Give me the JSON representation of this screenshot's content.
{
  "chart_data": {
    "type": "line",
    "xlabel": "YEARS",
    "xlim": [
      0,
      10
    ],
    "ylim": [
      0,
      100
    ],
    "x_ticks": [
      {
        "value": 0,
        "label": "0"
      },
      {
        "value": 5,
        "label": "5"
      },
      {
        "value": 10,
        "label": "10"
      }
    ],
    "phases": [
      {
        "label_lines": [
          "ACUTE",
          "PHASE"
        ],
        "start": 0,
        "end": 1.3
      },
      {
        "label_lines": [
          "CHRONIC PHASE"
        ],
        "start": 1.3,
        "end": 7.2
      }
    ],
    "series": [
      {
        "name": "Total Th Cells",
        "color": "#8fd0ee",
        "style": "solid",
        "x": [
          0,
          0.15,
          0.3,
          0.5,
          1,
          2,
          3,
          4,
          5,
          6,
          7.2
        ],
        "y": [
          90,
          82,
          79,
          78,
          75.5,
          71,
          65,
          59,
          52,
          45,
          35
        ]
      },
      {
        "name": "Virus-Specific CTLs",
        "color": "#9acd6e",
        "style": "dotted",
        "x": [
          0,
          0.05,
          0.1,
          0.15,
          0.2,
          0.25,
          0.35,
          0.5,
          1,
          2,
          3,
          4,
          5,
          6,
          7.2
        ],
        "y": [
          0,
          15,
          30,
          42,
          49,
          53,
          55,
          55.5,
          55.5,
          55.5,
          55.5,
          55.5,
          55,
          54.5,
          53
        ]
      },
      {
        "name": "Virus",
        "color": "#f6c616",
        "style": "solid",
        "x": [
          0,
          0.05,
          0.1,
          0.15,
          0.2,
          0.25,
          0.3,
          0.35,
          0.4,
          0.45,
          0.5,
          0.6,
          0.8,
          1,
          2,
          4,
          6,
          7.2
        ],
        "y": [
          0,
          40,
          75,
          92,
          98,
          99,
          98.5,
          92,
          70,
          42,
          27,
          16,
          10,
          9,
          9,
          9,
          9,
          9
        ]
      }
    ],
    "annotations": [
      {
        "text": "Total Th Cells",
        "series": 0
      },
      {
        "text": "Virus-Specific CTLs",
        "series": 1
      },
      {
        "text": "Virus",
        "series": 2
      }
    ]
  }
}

_Exercise directions_. Every record above needs to be returned in full, exactly.

_Task response_.
Give me the JSON representation of this screenshot's content.
{
  "chart_data": {
    "type": "line",
    "xlabel": "YEARS",
    "xlim": [
      0,
      10
    ],
    "ylim": [
      0,
      100
    ],
    "x_ticks": [
      {
        "value": 0,
        "label": "0"
      },
      {
        "value": 5,
        "label": "5"
      },
      {
        "value": 10,
        "label": "10"
      }
    ],
    "phases": [
      {
        "label_lines": [
          "ACUTE",
          "PHASE"
        ],
        "start": 0,
        "end": 1.3
      },
      {
        "label_lines": [
          "CHRONIC PHASE"
        ],
        "start": 1.3,
        "end": 7.2
      }
    ],
    "series": [
      {
        "name": "Total Th Cells",
        "color": "#8fd0ee",
        "style": "solid",
        "x": [
          0,
          0.15,
          0.3,
          0.5,
          1,
          2,
          3,
          4,
          5,
          6,
          7.2
        ],
        "y": [
          90,
          82,
          79,
          78,
          75.5,
          71,
          65,
          59,
          52,
          45,
          35
        ]
      },
      {
        "name": "Virus-Specific CTLs",
        "color": "#9acd6e",
        "style": "dotted",
        "x": [
          0,
          0.05,
          0.1,
          0.15,
          0.2,
          0.25,
          0.35,
          0.5,
          1,
          2,
          3,
          4,
          5,
          6,
          7.2
        ],
        "y": [
          0,
          15,
          30,
          42,
          49,
          53,
          55,
          55.5,
          55.5,
          55.5,
          55.5,
          55.5,
          55,
          54.5,
          53
        ]
      },
      {
        "name": "Virus",
        "color": "#f6c616",
        "style": "solid",
        "x": [
          0,
          0.05,
          0.1,
          0.15,
          0.2,
          0.25,
          0.3,
          0.35,
          0.4,
          0.45,
          0.5,
          0.6,
          0.8,
          1,
          2,
          4,
          6,
          7.2
        ],
        "y": [
          0,
          40,
          75,
          92,
          98,
          99,
          98.5,
          92,
          70,
          42,
          27,
          16,
          10,
          9,
          9,
          9,
          9,
          9
        ]
      }
    ],
    "annotations": [
      {
        "text": "Total Th Cells",
        "series": 0
      },
      {
        "text": "Virus-Specific CTLs",
        "series": 1
      },
      {
        "text": "Virus",
        "series": 2
      }
    ]
  }
}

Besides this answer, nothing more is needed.